→ **EXERCISE GOAL**
Drop all images and give the records again exactly.

→ **RECORDS SUPPLIED**

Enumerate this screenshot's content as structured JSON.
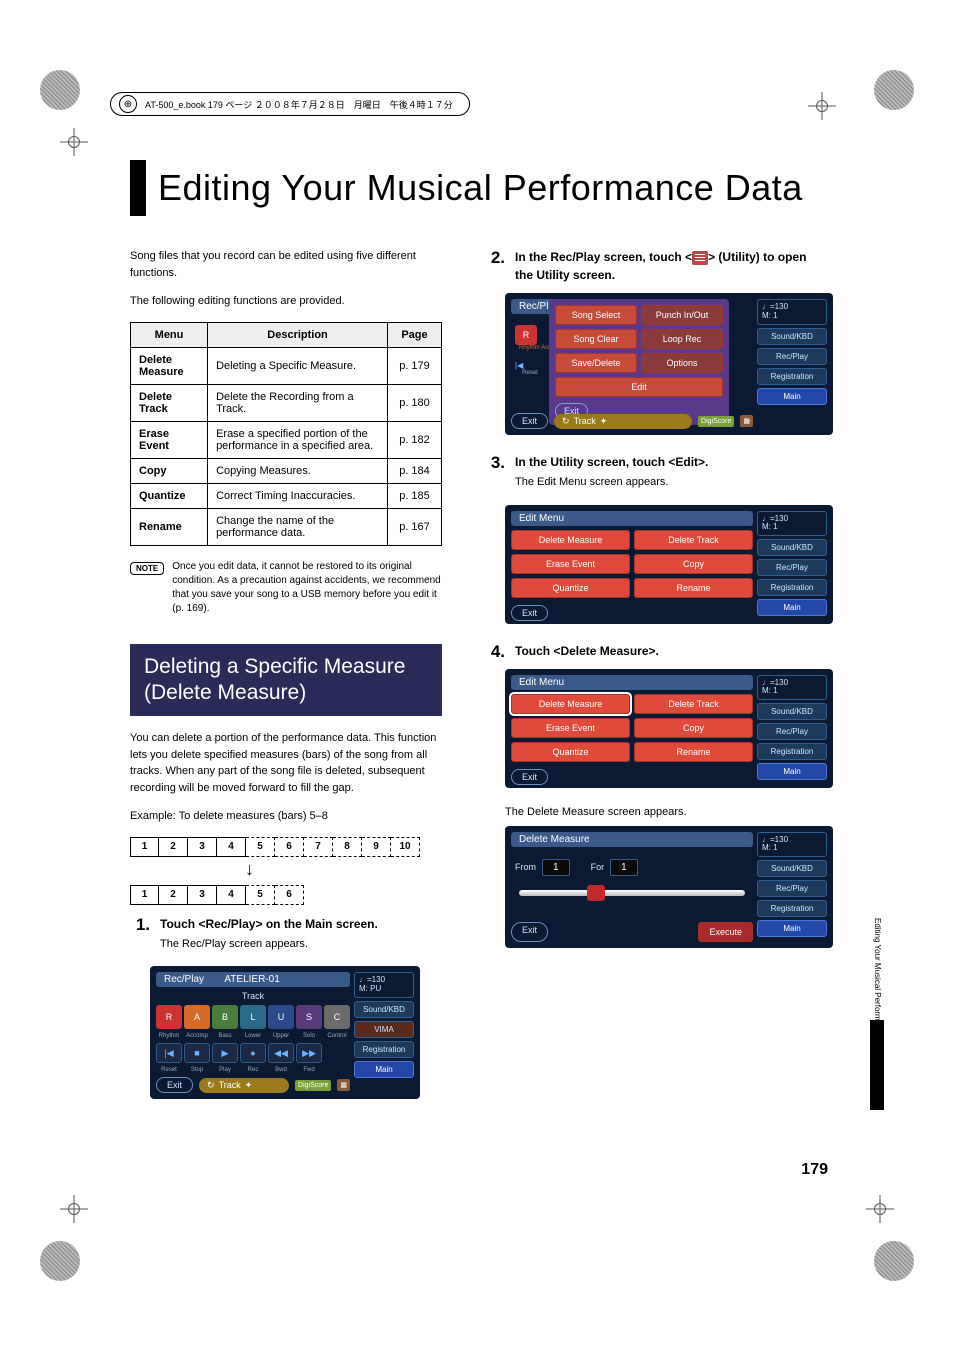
{
  "print_header": "AT-500_e.book  179 ページ  ２００８年７月２８日　月曜日　午後４時１７分",
  "title": "Editing Your Musical Performance Data",
  "intro1": "Song files that you record can be edited using five different functions.",
  "intro2": "The following editing functions are provided.",
  "table": {
    "headers": [
      "Menu",
      "Description",
      "Page"
    ],
    "rows": [
      [
        "Delete Measure",
        "Deleting a Specific Measure.",
        "p. 179"
      ],
      [
        "Delete Track",
        "Delete the Recording from a Track.",
        "p. 180"
      ],
      [
        "Erase Event",
        "Erase a specified portion of the performance in a specified area.",
        "p. 182"
      ],
      [
        "Copy",
        "Copying Measures.",
        "p. 184"
      ],
      [
        "Quantize",
        "Correct Timing Inaccuracies.",
        "p. 185"
      ],
      [
        "Rename",
        "Change the name of the performance data.",
        "p. 167"
      ]
    ]
  },
  "note_label": "NOTE",
  "note_text": "Once you edit data, it cannot be restored to its original condition. As a precaution against accidents, we recommend that you save your song to a USB memory before you edit it (p. 169).",
  "section_header": "Deleting a Specific Measure (Delete Measure)",
  "section_para": "You can delete a portion of the performance data. This function lets you delete specified measures (bars) of the song from all tracks. When any part of the song file is deleted, subsequent recording will be moved forward to fill the gap.",
  "example_line": "Example: To delete measures (bars) 5–8",
  "measures_top": [
    "1",
    "2",
    "3",
    "4",
    "5",
    "6",
    "7",
    "8",
    "9",
    "10"
  ],
  "measures_bottom": [
    "1",
    "2",
    "3",
    "4",
    "5",
    "6"
  ],
  "steps": {
    "s1": {
      "num": "1.",
      "instr": "Touch <Rec/Play> on the Main screen.",
      "sub": "The Rec/Play screen appears."
    },
    "s2": {
      "num": "2.",
      "instr_a": "In the Rec/Play screen, touch <",
      "instr_b": "> (Utility) to open the Utility screen."
    },
    "s3": {
      "num": "3.",
      "instr": "In the Utility screen, touch <Edit>.",
      "sub": "The Edit Menu screen appears."
    },
    "s4": {
      "num": "4.",
      "instr": "Touch <Delete Measure>.",
      "sub": "The Delete Measure screen appears."
    }
  },
  "dev": {
    "tempo": "♩=130",
    "meas": "M:    1",
    "meas_pu": "M:  PU",
    "side": {
      "sound": "Sound/KBD",
      "rec": "Rec/Play",
      "reg": "Registration",
      "main": "Main",
      "vima": "VIMA"
    },
    "recplay": {
      "title": "Rec/Play",
      "song": "ATELIER-01",
      "track": "Track",
      "cols": [
        "R",
        "A",
        "B",
        "L",
        "U",
        "S",
        "C"
      ],
      "labels": [
        "Rhythm",
        "Accomp",
        "Bass",
        "Lower",
        "Upper",
        "Solo",
        "Control"
      ],
      "trans": [
        "|◀",
        "■",
        "▶",
        "●",
        "◀◀",
        "▶▶"
      ],
      "tlabels": [
        "Reset",
        "Stop",
        "Play",
        "Rec",
        "Bwd",
        "Fwd"
      ],
      "exit": "Exit",
      "trackbtn": "Track",
      "digi": "DigiScore"
    },
    "util_popup": {
      "bar": "Rec/Pl",
      "items": [
        "Song Select",
        "Punch In/Out",
        "Song Clear",
        "Loop Rec",
        "Save/Delete",
        "Options",
        "Edit"
      ],
      "exit": "Exit",
      "rhythm": "Rhythm Acc",
      "reset": "Reset"
    },
    "editmenu": {
      "title": "Edit Menu",
      "items": [
        "Delete Measure",
        "Delete Track",
        "Erase Event",
        "Copy",
        "Quantize",
        "Rename"
      ],
      "exit": "Exit"
    },
    "delmeasure": {
      "title": "Delete Measure",
      "from": "From",
      "for": "For",
      "val": "1",
      "exit": "Exit",
      "exec": "Execute"
    }
  },
  "side_text": "Editing Your Musical Performance Data",
  "page_number": "179"
}
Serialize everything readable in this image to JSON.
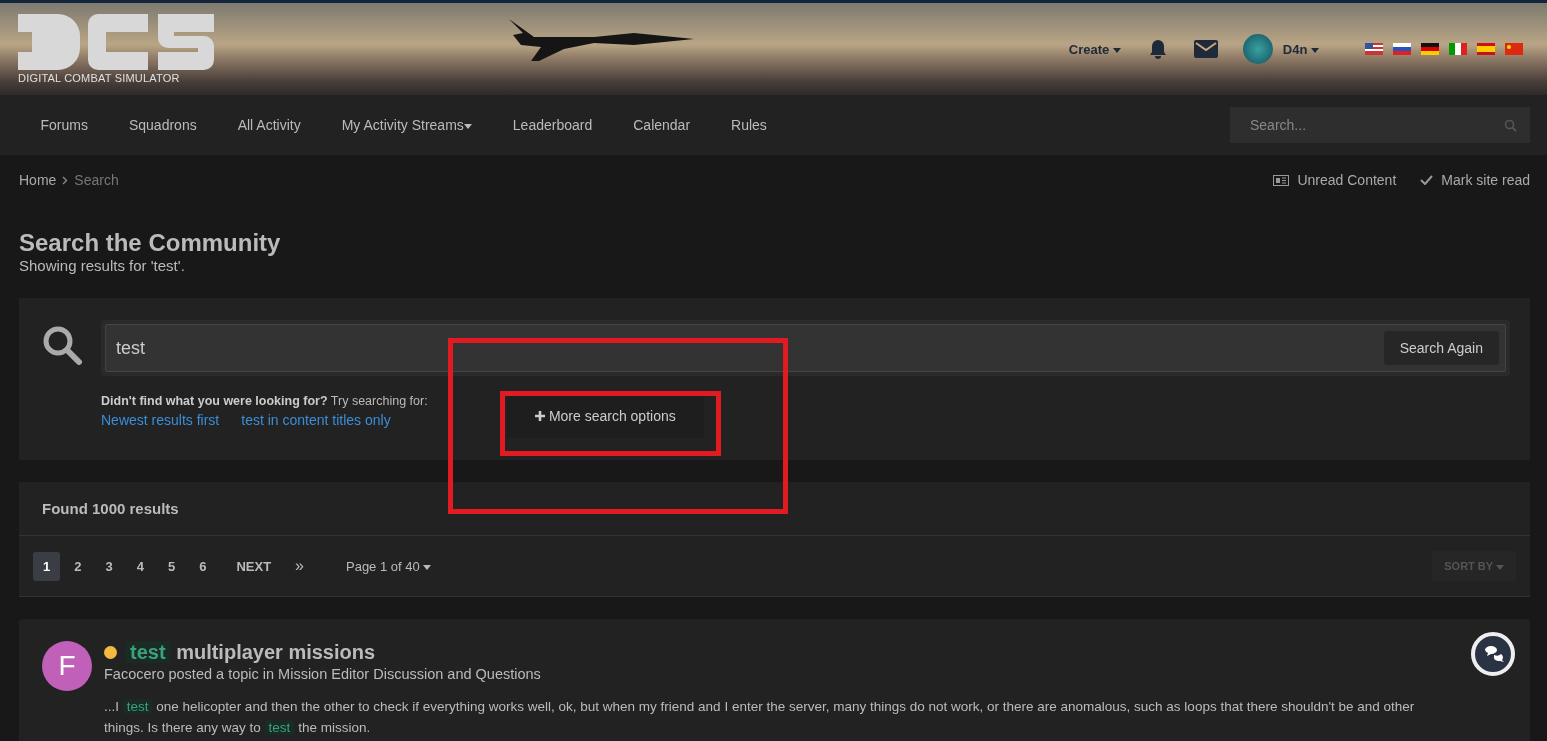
{
  "header": {
    "logo_text": "DIGITAL COMBAT SIMULATOR",
    "create_label": "Create",
    "username": "D4n"
  },
  "nav": {
    "items": [
      {
        "label": "Forums",
        "dropdown": false
      },
      {
        "label": "Squadrons",
        "dropdown": false
      },
      {
        "label": "All Activity",
        "dropdown": false
      },
      {
        "label": "My Activity Streams",
        "dropdown": true
      },
      {
        "label": "Leaderboard",
        "dropdown": false
      },
      {
        "label": "Calendar",
        "dropdown": false
      },
      {
        "label": "Rules",
        "dropdown": false
      }
    ],
    "search_placeholder": "Search..."
  },
  "breadcrumb": {
    "items": [
      "Home",
      "Search"
    ],
    "actions": [
      "Unread Content",
      "Mark site read"
    ]
  },
  "page": {
    "title": "Search the Community",
    "subtitle": "Showing results for 'test'."
  },
  "search": {
    "value": "test",
    "button": "Search Again",
    "hint_bold": "Didn't find what you were looking for?",
    "hint_rest": "Try searching for:",
    "suggestions": [
      "Newest results first",
      "test in content titles only"
    ],
    "more_options": "More search options"
  },
  "results": {
    "count": "Found 1000 results",
    "pages": [
      {
        "label": "1",
        "selected": true
      },
      {
        "label": "2",
        "selected": false
      },
      {
        "label": "3",
        "selected": false
      },
      {
        "label": "4",
        "selected": false
      },
      {
        "label": "5",
        "selected": false
      },
      {
        "label": "6",
        "selected": false
      }
    ],
    "next": "NEXT",
    "last": "»",
    "page_of": "Page 1 of 40",
    "sort": "SORT BY"
  },
  "items": [
    {
      "avatar_letter": "F",
      "title": [
        {
          "text": "test",
          "highlight": true
        },
        {
          "text": "multiplayer missions",
          "highlight": false
        }
      ],
      "meta": "Facocero posted a topic in Mission Editor Discussion and Questions",
      "snippet": [
        {
          "text": "...I",
          "highlight": false
        },
        {
          "text": "test",
          "highlight": true
        },
        {
          "text": "one helicopter and then the other to check if everything works well, ok, but when my friend and I enter the server, many things do not work, or there are anomalous, such as loops that there shouldn't be and other things. Is there any way to",
          "highlight": false
        },
        {
          "text": "test",
          "highlight": true
        },
        {
          "text": "the mission.",
          "highlight": false
        }
      ]
    }
  ]
}
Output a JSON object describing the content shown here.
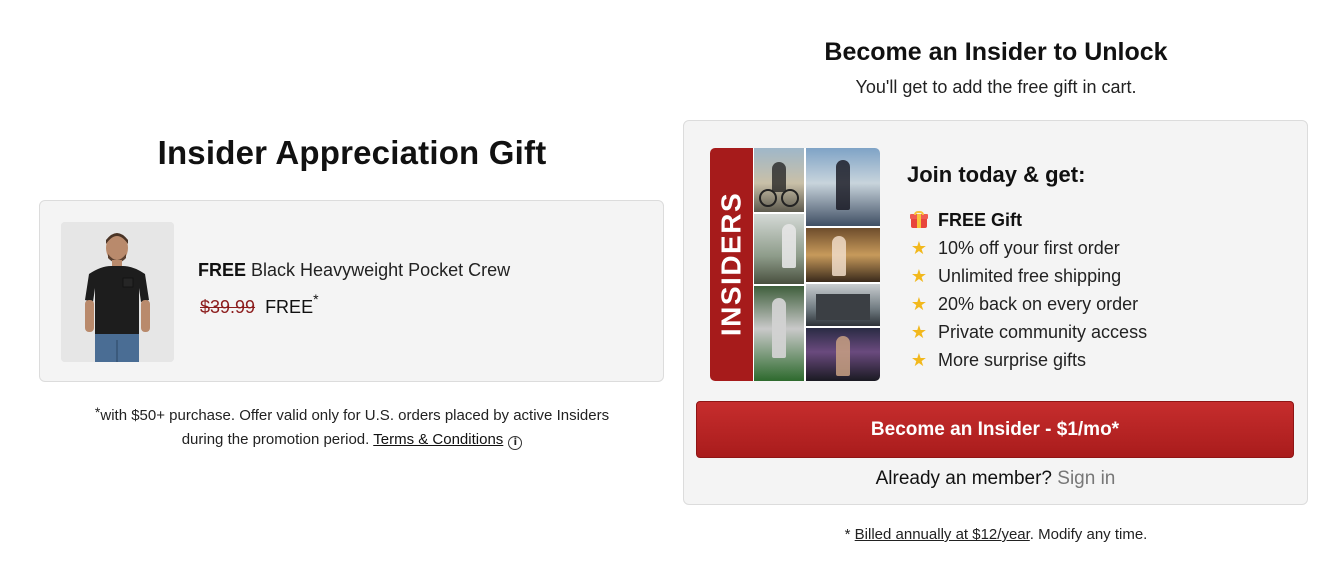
{
  "left": {
    "title": "Insider Appreciation Gift",
    "product": {
      "free_label": "FREE",
      "name": "Black Heavyweight Pocket Crew",
      "old_price": "$39.99",
      "new_price": "FREE",
      "asterisk": "*"
    },
    "disclaimer": {
      "asterisk": "*",
      "text_line1": "with $50+ purchase. Offer valid only for U.S. orders placed by active Insiders",
      "text_line2": "during the promotion period.",
      "terms_link": "Terms & Conditions",
      "info_glyph": "i"
    }
  },
  "right": {
    "title": "Become an Insider to Unlock",
    "subtitle": "You'll get to add the free gift in cart.",
    "collage_label": "INSIDERS",
    "join_title": "Join today & get:",
    "benefits": [
      {
        "icon": "gift-icon",
        "label": "FREE Gift"
      },
      {
        "icon": "star-icon",
        "label": "10% off your first order"
      },
      {
        "icon": "star-icon",
        "label": "Unlimited free shipping"
      },
      {
        "icon": "star-icon",
        "label": "20% back on every order"
      },
      {
        "icon": "star-icon",
        "label": "Private community access"
      },
      {
        "icon": "star-icon",
        "label": "More surprise gifts"
      }
    ],
    "cta_label": "Become an Insider - $1/mo*",
    "member_prompt": "Already an member?",
    "sign_in_label": "Sign in",
    "billing": {
      "prefix": "* ",
      "link": "Billed annually at $12/year",
      "suffix": ". Modify any time."
    }
  },
  "colors": {
    "brand_red": "#a61b1b",
    "cta_red": "#b82424",
    "star": "#f2b81c",
    "card_bg": "#f4f4f4"
  }
}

→ **TASK ANSWER**
Enumerate this screenshot's content as structured JSON.
{
  "print_header": "AT-500_e.book  179 ページ  ２００８年７月２８日　月曜日　午後４時１７分",
  "title": "Editing Your Musical Performance Data",
  "intro1": "Song files that you record can be edited using five different functions.",
  "intro2": "The following editing functions are provided.",
  "table": {
    "headers": [
      "Menu",
      "Description",
      "Page"
    ],
    "rows": [
      [
        "Delete Measure",
        "Deleting a Specific Measure.",
        "p. 179"
      ],
      [
        "Delete Track",
        "Delete the Recording from a Track.",
        "p. 180"
      ],
      [
        "Erase Event",
        "Erase a specified portion of the performance in a specified area.",
        "p. 182"
      ],
      [
        "Copy",
        "Copying Measures.",
        "p. 184"
      ],
      [
        "Quantize",
        "Correct Timing Inaccuracies.",
        "p. 185"
      ],
      [
        "Rename",
        "Change the name of the performance data.",
        "p. 167"
      ]
    ]
  },
  "note_label": "NOTE",
  "note_text": "Once you edit data, it cannot be restored to its original condition. As a precaution against accidents, we recommend that you save your song to a USB memory before you edit it (p. 169).",
  "section_header": "Deleting a Specific Measure (Delete Measure)",
  "section_para": "You can delete a portion of the performance data. This function lets you delete specified measures (bars) of the song from all tracks. When any part of the song file is deleted, subsequent recording will be moved forward to fill the gap.",
  "example_line": "Example: To delete measures (bars) 5–8",
  "measures_top": [
    "1",
    "2",
    "3",
    "4",
    "5",
    "6",
    "7",
    "8",
    "9",
    "10"
  ],
  "measures_bottom": [
    "1",
    "2",
    "3",
    "4",
    "5",
    "6"
  ],
  "steps": {
    "s1": {
      "num": "1.",
      "instr": "Touch <Rec/Play> on the Main screen.",
      "sub": "The Rec/Play screen appears."
    },
    "s2": {
      "num": "2.",
      "instr_a": "In the Rec/Play screen, touch <",
      "instr_b": "> (Utility) to open the Utility screen."
    },
    "s3": {
      "num": "3.",
      "instr": "In the Utility screen, touch <Edit>.",
      "sub": "The Edit Menu screen appears."
    },
    "s4": {
      "num": "4.",
      "instr": "Touch <Delete Measure>.",
      "sub": "The Delete Measure screen appears."
    }
  },
  "dev": {
    "tempo": "♩=130",
    "meas": "M:    1",
    "meas_pu": "M:  PU",
    "side": {
      "sound": "Sound/KBD",
      "rec": "Rec/Play",
      "reg": "Registration",
      "main": "Main",
      "vima": "VIMA"
    },
    "recplay": {
      "title": "Rec/Play",
      "song": "ATELIER-01",
      "track": "Track",
      "cols": [
        "R",
        "A",
        "B",
        "L",
        "U",
        "S",
        "C"
      ],
      "labels": [
        "Rhythm",
        "Accomp",
        "Bass",
        "Lower",
        "Upper",
        "Solo",
        "Control"
      ],
      "trans": [
        "|◀",
        "■",
        "▶",
        "●",
        "◀◀",
        "▶▶"
      ],
      "tlabels": [
        "Reset",
        "Stop",
        "Play",
        "Rec",
        "Bwd",
        "Fwd"
      ],
      "exit": "Exit",
      "trackbtn": "Track",
      "digi": "DigiScore"
    },
    "util_popup": {
      "bar": "Rec/Pl",
      "items": [
        "Song Select",
        "Punch In/Out",
        "Song Clear",
        "Loop Rec",
        "Save/Delete",
        "Options",
        "Edit"
      ],
      "exit": "Exit",
      "rhythm": "Rhythm Acc",
      "reset": "Reset"
    },
    "editmenu": {
      "title": "Edit Menu",
      "items": [
        "Delete Measure",
        "Delete Track",
        "Erase Event",
        "Copy",
        "Quantize",
        "Rename"
      ],
      "exit": "Exit"
    },
    "delmeasure": {
      "title": "Delete Measure",
      "from": "From",
      "for": "For",
      "val": "1",
      "exit": "Exit",
      "exec": "Execute"
    }
  },
  "side_text": "Editing Your Musical Performance Data",
  "page_number": "179"
}
Serialize everything readable in this image to JSON.
{
  "header": {
    "logo_text": "DIGITAL COMBAT SIMULATOR",
    "create_label": "Create",
    "username": "D4n"
  },
  "nav": {
    "items": [
      {
        "label": "Forums",
        "dropdown": false
      },
      {
        "label": "Squadrons",
        "dropdown": false
      },
      {
        "label": "All Activity",
        "dropdown": false
      },
      {
        "label": "My Activity Streams",
        "dropdown": true
      },
      {
        "label": "Leaderboard",
        "dropdown": false
      },
      {
        "label": "Calendar",
        "dropdown": false
      },
      {
        "label": "Rules",
        "dropdown": false
      }
    ],
    "search_placeholder": "Search..."
  },
  "breadcrumb": {
    "items": [
      "Home",
      "Search"
    ],
    "actions": [
      "Unread Content",
      "Mark site read"
    ]
  },
  "page": {
    "title": "Search the Community",
    "subtitle": "Showing results for 'test'."
  },
  "search": {
    "value": "test",
    "button": "Search Again",
    "hint_bold": "Didn't find what you were looking for?",
    "hint_rest": "Try searching for:",
    "suggestions": [
      "Newest results first",
      "test in content titles only"
    ],
    "more_options": "More search options"
  },
  "results": {
    "count": "Found 1000 results",
    "pages": [
      {
        "label": "1",
        "selected": true
      },
      {
        "label": "2",
        "selected": false
      },
      {
        "label": "3",
        "selected": false
      },
      {
        "label": "4",
        "selected": false
      },
      {
        "label": "5",
        "selected": false
      },
      {
        "label": "6",
        "selected": false
      }
    ],
    "next": "NEXT",
    "last": "»",
    "page_of": "Page 1 of 40",
    "sort": "SORT BY"
  },
  "items": [
    {
      "avatar_letter": "F",
      "title": [
        {
          "text": "test",
          "highlight": true
        },
        {
          "text": "multiplayer missions",
          "highlight": false
        }
      ],
      "meta": "Facocero posted a topic in Mission Editor Discussion and Questions",
      "snippet": [
        {
          "text": "...I",
          "highlight": false
        },
        {
          "text": "test",
          "highlight": true
        },
        {
          "text": "one helicopter and then the other to check if everything works well, ok, but when my friend and I enter the server, many things do not work, or there are anomalous, such as loops that there shouldn't be and other things. Is there any way to",
          "highlight": false
        },
        {
          "text": "test",
          "highlight": true
        },
        {
          "text": "the mission.",
          "highlight": false
        }
      ]
    }
  ]
}
Output a JSON object describing the content shown here.
{
  "left": {
    "title": "Insider Appreciation Gift",
    "product": {
      "free_label": "FREE",
      "name": "Black Heavyweight Pocket Crew",
      "old_price": "$39.99",
      "new_price": "FREE",
      "asterisk": "*"
    },
    "disclaimer": {
      "asterisk": "*",
      "text_line1": "with $50+ purchase. Offer valid only for U.S. orders placed by active Insiders",
      "text_line2": "during the promotion period.",
      "terms_link": "Terms & Conditions",
      "info_glyph": "i"
    }
  },
  "right": {
    "title": "Become an Insider to Unlock",
    "subtitle": "You'll get to add the free gift in cart.",
    "collage_label": "INSIDERS",
    "join_title": "Join today & get:",
    "benefits": [
      {
        "icon": "gift-icon",
        "label": "FREE Gift"
      },
      {
        "icon": "star-icon",
        "label": "10% off your first order"
      },
      {
        "icon": "star-icon",
        "label": "Unlimited free shipping"
      },
      {
        "icon": "star-icon",
        "label": "20% back on every order"
      },
      {
        "icon": "star-icon",
        "label": "Private community access"
      },
      {
        "icon": "star-icon",
        "label": "More surprise gifts"
      }
    ],
    "cta_label": "Become an Insider - $1/mo*",
    "member_prompt": "Already an member?",
    "sign_in_label": "Sign in",
    "billing": {
      "prefix": "* ",
      "link": "Billed annually at $12/year",
      "suffix": ". Modify any time."
    }
  },
  "colors": {
    "brand_red": "#a61b1b",
    "cta_red": "#b82424",
    "star": "#f2b81c",
    "card_bg": "#f4f4f4"
  }
}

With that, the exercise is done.